Records shown
|---|

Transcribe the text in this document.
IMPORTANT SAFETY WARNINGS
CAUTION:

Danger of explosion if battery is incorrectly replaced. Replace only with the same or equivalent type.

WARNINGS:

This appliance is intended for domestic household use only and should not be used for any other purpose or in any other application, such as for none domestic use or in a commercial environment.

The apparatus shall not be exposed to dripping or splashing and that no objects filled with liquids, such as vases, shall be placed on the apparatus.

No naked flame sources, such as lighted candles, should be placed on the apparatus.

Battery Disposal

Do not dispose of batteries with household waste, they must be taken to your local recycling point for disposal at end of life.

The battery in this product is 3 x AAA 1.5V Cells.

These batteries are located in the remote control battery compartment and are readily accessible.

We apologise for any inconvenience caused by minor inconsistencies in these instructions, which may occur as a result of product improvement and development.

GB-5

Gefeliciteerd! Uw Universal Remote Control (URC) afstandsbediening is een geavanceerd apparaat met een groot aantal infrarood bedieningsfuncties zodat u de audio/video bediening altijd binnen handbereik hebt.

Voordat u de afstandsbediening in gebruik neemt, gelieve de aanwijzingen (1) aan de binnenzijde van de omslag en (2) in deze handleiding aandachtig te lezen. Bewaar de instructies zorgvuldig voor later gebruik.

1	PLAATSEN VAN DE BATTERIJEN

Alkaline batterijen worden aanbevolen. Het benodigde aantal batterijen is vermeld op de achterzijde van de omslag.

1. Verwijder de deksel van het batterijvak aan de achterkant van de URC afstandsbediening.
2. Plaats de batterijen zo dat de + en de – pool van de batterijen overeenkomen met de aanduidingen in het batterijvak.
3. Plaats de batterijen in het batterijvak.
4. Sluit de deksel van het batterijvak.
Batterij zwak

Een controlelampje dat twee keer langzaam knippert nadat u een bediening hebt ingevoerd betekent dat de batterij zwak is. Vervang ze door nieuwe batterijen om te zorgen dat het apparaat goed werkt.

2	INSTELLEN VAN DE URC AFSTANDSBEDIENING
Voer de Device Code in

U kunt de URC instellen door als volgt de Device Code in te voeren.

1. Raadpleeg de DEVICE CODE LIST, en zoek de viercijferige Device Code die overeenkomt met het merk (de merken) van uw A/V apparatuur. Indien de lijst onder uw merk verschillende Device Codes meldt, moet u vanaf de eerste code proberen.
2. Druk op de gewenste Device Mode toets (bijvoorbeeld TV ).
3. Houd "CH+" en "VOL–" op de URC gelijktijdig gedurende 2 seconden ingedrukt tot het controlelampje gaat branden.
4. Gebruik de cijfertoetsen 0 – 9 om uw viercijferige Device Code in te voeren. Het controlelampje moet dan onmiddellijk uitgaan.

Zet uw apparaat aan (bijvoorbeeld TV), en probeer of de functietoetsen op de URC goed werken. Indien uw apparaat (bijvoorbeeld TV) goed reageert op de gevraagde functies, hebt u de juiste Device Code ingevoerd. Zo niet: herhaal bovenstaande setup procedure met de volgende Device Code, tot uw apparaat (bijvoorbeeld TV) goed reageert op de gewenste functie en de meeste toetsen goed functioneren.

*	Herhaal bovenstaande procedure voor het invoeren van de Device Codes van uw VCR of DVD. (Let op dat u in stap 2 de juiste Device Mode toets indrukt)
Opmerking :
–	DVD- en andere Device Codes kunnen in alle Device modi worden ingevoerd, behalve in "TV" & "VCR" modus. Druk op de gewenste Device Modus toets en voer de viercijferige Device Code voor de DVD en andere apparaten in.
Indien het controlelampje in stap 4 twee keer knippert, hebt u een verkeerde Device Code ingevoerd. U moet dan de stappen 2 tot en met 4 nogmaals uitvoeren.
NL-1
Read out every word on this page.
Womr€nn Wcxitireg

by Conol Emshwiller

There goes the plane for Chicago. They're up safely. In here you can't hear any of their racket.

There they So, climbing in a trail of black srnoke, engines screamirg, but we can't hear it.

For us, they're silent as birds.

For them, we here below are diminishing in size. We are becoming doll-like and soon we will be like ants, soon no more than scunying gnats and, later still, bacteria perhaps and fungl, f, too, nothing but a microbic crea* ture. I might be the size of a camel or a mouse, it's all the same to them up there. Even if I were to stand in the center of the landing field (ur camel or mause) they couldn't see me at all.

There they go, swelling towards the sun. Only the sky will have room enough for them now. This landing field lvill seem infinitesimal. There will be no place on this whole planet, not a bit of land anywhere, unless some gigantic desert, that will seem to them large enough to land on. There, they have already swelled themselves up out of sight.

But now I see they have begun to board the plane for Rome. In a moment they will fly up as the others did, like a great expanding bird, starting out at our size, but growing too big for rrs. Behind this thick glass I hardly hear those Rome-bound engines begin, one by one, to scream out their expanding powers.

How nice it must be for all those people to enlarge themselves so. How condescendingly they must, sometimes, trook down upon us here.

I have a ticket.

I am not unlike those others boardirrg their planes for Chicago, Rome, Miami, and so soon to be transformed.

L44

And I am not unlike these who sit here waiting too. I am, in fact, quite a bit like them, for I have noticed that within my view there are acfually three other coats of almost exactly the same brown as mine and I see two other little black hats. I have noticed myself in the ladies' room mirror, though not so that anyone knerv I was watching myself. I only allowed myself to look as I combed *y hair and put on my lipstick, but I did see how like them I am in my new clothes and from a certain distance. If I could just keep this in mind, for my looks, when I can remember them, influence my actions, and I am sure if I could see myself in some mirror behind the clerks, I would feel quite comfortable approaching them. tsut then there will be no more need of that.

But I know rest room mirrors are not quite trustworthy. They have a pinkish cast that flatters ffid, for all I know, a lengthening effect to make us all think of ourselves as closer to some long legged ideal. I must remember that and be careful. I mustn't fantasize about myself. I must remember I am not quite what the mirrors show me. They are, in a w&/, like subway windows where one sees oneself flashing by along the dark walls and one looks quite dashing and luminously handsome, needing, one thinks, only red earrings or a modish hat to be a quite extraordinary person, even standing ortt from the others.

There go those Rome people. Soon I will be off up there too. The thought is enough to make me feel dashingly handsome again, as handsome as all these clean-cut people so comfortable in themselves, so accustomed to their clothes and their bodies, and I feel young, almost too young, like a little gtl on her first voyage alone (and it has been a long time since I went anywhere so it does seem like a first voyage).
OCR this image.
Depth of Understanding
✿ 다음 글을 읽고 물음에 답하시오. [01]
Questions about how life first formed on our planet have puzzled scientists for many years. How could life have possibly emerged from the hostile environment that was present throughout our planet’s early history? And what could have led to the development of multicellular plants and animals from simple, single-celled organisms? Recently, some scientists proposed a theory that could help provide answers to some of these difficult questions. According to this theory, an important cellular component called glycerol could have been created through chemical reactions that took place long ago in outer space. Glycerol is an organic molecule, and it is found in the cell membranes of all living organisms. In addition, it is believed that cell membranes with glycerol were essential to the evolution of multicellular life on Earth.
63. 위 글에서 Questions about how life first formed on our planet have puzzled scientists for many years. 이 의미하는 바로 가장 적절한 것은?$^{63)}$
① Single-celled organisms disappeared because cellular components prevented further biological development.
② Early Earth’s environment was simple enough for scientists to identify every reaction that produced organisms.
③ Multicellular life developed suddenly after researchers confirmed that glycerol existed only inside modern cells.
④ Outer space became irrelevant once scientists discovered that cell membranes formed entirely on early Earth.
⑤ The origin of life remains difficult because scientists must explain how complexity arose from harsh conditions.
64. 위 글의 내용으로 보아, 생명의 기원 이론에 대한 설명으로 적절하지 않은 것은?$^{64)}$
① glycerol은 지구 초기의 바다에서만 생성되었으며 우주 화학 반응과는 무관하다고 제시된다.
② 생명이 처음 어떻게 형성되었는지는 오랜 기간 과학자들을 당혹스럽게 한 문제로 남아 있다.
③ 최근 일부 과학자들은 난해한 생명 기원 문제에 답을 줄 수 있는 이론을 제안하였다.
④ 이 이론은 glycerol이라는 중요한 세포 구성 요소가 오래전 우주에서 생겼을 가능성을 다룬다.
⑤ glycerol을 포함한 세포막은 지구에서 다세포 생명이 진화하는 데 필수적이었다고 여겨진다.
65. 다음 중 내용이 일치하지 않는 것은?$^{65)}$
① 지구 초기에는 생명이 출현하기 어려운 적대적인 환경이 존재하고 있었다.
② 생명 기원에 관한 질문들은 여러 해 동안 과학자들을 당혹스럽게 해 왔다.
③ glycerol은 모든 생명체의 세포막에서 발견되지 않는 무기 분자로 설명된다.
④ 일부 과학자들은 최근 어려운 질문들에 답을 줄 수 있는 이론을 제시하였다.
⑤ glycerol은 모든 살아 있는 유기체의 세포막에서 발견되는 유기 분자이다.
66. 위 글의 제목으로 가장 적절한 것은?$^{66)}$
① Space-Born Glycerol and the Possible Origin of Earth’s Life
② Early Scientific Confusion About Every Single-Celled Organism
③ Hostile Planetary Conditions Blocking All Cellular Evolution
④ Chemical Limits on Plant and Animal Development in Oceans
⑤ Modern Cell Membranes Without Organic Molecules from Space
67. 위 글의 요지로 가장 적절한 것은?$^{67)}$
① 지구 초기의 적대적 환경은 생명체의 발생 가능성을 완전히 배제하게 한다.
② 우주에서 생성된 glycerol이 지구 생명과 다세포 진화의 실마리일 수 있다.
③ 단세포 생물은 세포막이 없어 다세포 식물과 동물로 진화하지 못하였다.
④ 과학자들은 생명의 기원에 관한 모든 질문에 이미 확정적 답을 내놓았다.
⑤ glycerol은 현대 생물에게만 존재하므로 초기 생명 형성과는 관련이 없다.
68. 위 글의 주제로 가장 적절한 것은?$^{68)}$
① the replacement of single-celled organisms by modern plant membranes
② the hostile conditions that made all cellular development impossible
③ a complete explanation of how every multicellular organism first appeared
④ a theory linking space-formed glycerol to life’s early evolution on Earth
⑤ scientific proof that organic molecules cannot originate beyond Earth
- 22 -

|---|

Required work
Scan the records above and show every line in which the word "door" occurs.

Result for this exercise
Een controlelampje dat twee keer langzaam knippert nadat u een bediening hebt ingevoerd betekent dat de batterij zwak is. Vervang ze door nieuwe batterijen om te zorgen dat het apparaat goed werkt.
U kunt de URC instellen door als volgt de Device Code in te voeren.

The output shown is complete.